Stored data entries:

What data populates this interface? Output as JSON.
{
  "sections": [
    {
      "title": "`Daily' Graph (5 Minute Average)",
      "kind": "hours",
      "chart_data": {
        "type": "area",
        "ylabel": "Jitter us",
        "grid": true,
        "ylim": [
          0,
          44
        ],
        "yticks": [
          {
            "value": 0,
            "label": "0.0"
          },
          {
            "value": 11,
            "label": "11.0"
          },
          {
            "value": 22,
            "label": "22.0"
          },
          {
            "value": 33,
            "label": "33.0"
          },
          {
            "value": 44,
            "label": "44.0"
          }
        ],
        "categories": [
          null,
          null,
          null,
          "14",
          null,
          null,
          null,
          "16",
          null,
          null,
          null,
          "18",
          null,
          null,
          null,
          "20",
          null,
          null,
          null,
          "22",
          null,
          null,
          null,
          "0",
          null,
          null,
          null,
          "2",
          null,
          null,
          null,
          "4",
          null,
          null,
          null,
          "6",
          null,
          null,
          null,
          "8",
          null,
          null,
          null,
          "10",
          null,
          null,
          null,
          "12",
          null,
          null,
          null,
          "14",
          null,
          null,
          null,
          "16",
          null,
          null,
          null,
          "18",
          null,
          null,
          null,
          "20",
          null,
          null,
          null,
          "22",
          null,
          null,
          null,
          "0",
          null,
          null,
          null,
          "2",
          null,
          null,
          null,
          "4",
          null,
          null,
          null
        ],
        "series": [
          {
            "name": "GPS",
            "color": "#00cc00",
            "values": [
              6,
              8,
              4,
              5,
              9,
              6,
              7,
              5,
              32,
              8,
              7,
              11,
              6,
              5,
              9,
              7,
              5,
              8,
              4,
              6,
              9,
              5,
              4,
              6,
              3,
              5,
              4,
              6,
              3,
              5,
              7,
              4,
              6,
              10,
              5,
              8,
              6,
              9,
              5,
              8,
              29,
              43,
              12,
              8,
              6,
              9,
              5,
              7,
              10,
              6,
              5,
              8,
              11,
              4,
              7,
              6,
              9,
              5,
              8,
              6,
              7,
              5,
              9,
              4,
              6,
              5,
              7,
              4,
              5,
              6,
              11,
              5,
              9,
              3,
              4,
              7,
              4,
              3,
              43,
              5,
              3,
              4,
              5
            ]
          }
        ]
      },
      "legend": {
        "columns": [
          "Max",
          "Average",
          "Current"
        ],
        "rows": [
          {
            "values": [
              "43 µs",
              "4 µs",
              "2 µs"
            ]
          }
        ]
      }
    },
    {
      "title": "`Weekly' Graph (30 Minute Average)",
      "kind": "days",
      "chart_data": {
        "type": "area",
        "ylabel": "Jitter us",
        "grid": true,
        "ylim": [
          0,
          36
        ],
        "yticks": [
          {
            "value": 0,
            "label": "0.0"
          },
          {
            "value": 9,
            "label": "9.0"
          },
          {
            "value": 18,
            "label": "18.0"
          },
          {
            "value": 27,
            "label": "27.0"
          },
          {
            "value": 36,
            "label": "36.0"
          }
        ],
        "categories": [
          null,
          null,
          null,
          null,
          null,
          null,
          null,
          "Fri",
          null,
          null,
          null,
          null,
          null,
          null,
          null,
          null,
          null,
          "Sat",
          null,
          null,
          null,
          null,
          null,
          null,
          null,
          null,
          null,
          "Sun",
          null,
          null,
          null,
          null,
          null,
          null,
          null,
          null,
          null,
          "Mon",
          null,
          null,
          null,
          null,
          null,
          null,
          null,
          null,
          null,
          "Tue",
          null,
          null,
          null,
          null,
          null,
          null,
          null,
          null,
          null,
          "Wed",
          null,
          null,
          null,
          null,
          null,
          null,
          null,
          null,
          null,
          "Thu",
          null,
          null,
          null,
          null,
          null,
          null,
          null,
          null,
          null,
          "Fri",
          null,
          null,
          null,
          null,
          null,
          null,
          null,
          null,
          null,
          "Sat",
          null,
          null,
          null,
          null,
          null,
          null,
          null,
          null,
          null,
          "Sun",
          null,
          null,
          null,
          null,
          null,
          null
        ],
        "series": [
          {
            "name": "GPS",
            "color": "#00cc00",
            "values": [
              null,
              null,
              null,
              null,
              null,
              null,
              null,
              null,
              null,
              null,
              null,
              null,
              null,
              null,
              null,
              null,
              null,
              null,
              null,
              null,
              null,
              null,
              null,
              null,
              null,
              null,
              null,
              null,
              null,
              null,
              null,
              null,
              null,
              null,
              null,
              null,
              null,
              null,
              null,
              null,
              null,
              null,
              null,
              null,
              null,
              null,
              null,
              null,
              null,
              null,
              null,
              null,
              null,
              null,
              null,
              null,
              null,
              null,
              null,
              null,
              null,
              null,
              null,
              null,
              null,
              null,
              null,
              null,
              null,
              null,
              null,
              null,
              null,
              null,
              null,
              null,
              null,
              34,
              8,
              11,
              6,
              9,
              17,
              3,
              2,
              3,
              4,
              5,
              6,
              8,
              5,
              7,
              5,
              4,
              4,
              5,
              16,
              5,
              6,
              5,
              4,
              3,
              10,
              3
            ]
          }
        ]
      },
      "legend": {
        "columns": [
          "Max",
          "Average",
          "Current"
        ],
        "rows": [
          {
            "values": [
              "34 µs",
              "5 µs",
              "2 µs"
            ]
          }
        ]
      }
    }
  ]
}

* * *

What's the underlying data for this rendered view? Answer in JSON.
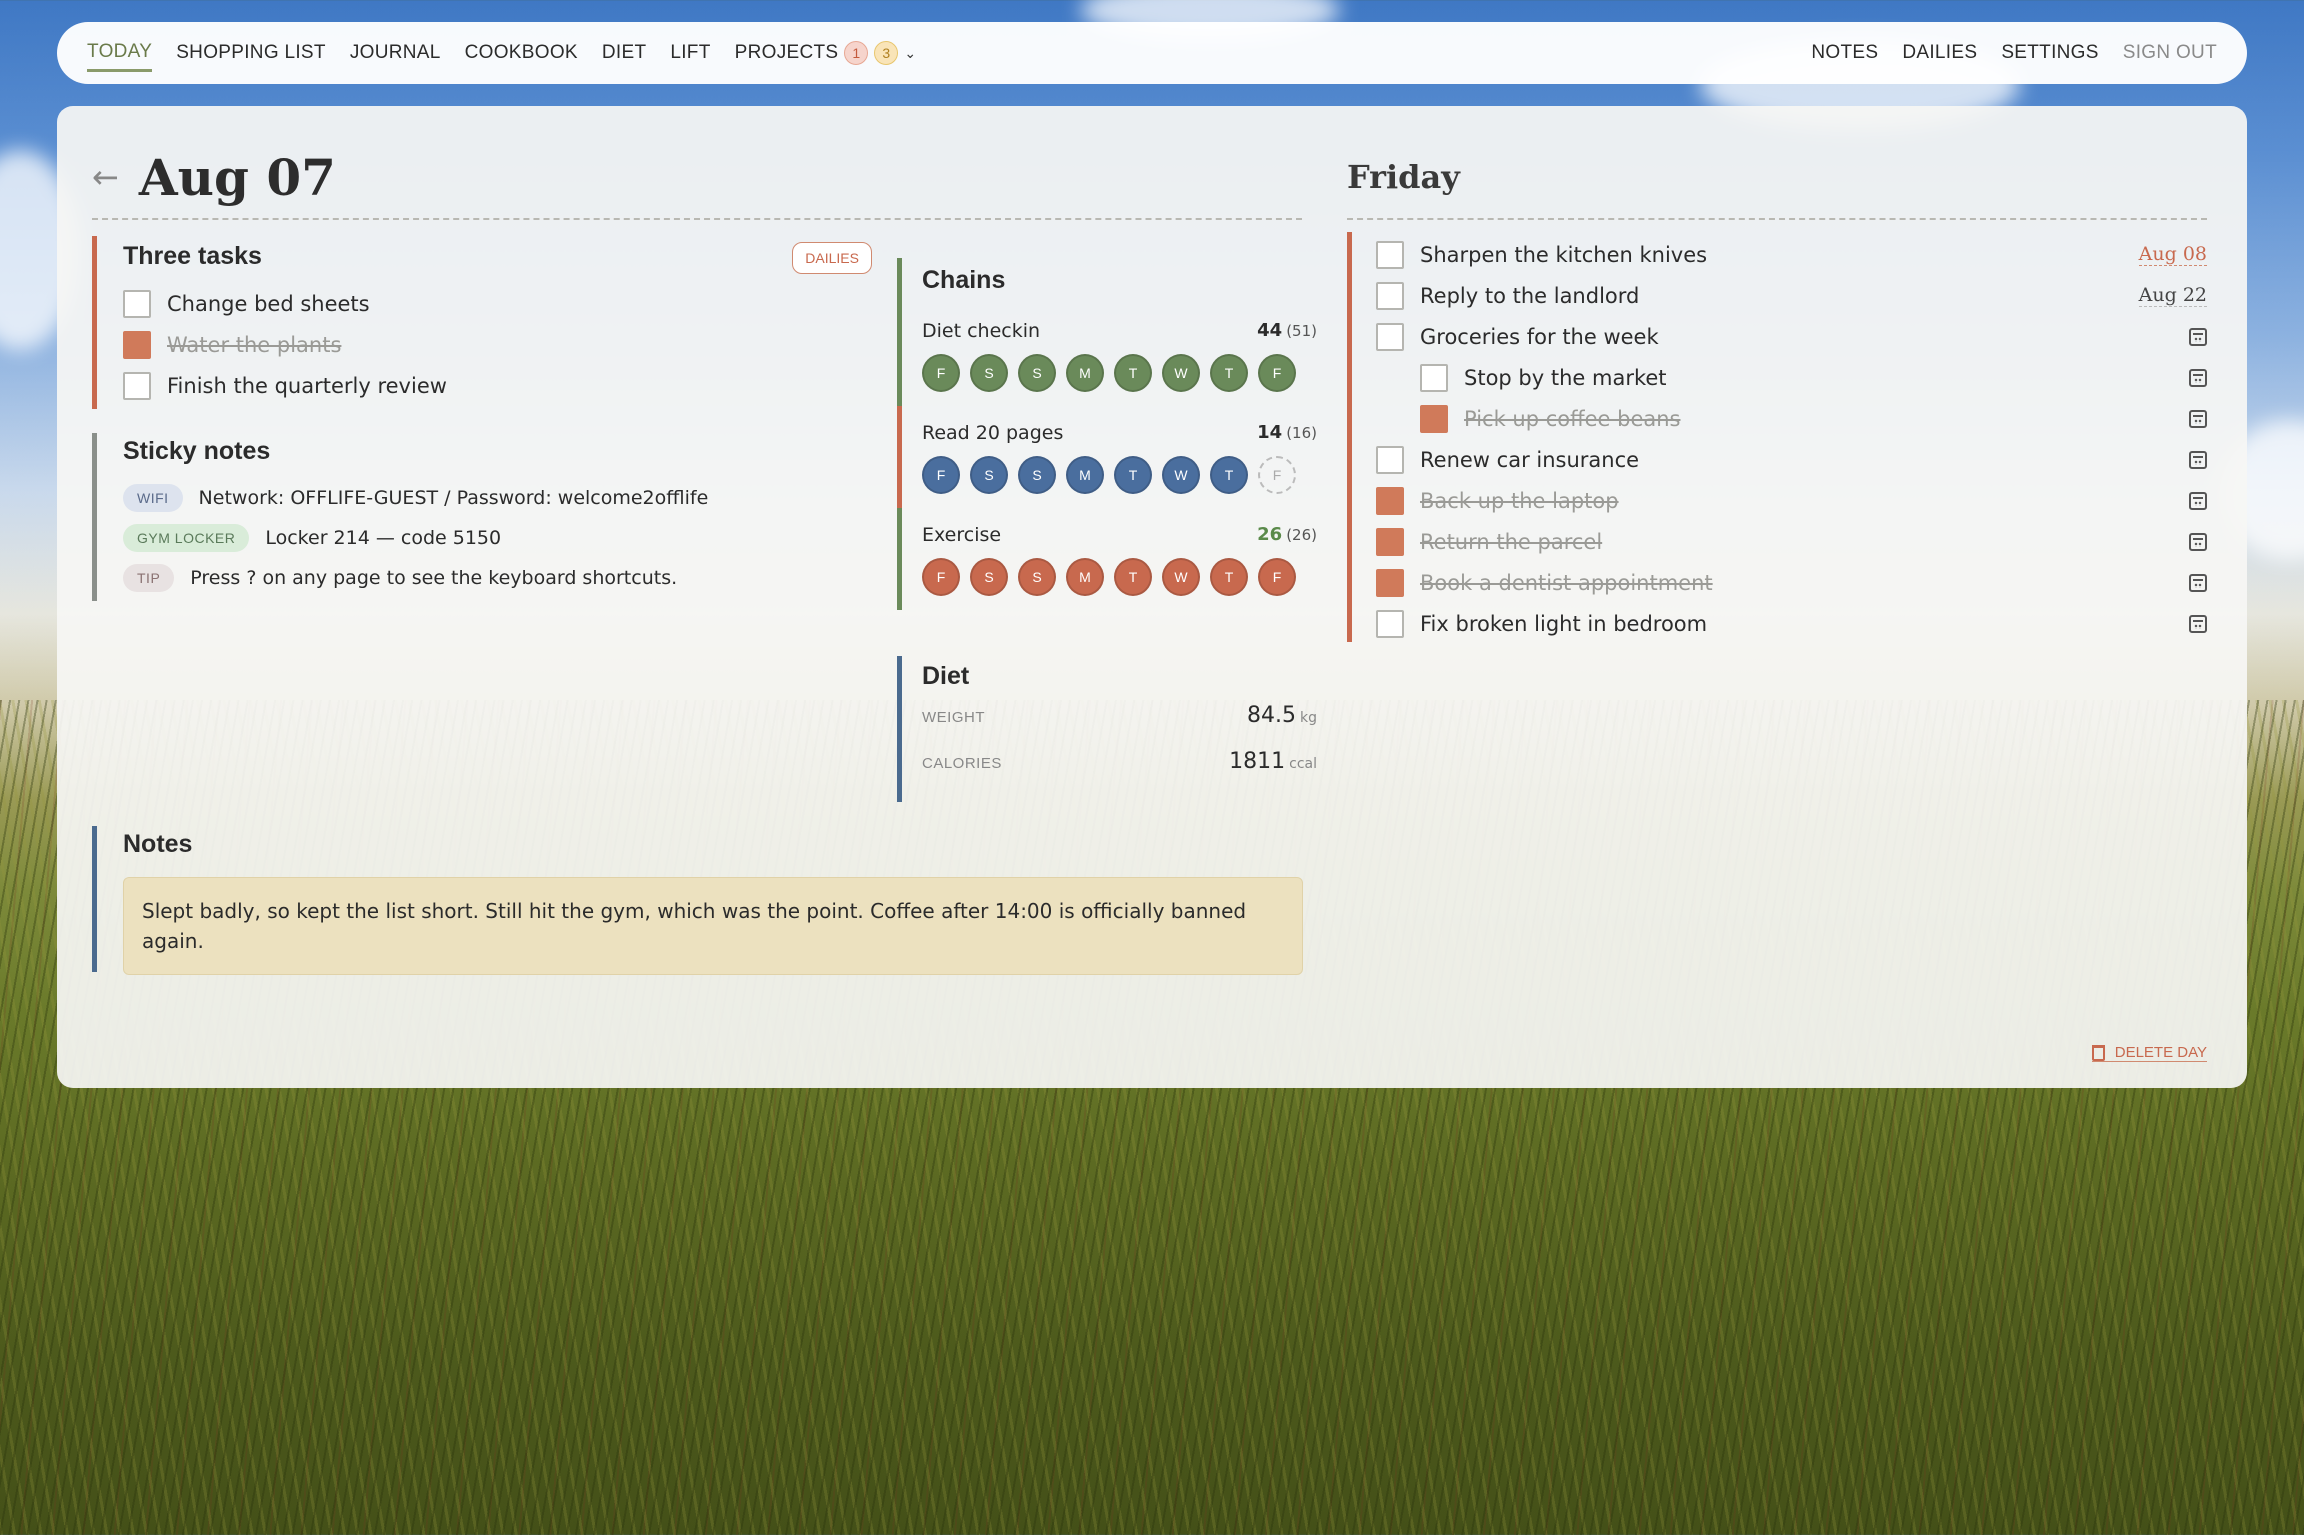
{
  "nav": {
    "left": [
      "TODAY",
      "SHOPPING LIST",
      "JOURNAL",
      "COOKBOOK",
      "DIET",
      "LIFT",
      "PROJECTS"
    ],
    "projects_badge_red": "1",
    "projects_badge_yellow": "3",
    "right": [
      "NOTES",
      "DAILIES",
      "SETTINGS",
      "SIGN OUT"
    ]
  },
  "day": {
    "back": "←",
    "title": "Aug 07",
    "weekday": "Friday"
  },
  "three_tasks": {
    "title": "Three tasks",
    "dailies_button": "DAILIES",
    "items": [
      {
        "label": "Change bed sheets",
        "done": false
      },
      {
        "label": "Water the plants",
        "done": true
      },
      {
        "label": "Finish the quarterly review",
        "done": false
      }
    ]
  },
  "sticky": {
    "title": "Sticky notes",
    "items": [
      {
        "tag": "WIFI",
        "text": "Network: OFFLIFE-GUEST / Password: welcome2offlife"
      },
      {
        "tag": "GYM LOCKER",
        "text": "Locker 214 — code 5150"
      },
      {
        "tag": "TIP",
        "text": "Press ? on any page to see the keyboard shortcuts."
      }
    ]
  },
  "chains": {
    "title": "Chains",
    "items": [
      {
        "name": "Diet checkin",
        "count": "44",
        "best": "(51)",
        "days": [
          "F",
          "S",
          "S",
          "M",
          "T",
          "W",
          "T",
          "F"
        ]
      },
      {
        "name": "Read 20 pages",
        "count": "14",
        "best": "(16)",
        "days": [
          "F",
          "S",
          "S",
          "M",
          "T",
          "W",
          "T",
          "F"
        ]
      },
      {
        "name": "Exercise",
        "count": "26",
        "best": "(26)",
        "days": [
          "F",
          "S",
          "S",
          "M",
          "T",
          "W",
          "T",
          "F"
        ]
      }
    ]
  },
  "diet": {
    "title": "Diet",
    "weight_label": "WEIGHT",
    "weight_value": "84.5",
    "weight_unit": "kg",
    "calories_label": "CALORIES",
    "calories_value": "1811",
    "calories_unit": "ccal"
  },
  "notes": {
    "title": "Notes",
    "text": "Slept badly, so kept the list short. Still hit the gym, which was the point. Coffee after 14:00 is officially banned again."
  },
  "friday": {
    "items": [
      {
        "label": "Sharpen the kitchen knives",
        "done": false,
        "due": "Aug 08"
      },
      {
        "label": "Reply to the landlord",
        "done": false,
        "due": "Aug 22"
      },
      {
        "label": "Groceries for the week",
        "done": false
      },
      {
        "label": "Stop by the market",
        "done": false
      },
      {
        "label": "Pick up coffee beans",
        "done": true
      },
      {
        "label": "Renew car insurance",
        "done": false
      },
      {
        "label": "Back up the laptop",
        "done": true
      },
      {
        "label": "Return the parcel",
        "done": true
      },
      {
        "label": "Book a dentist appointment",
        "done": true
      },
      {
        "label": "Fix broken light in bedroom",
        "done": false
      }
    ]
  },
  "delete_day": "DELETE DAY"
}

Task directions —
Locate each line with the word "this" and copy it.

Reply to the task —
What data populates this interface? Output as JSON.
What's the underlying data for this rendered view? Answer in JSON.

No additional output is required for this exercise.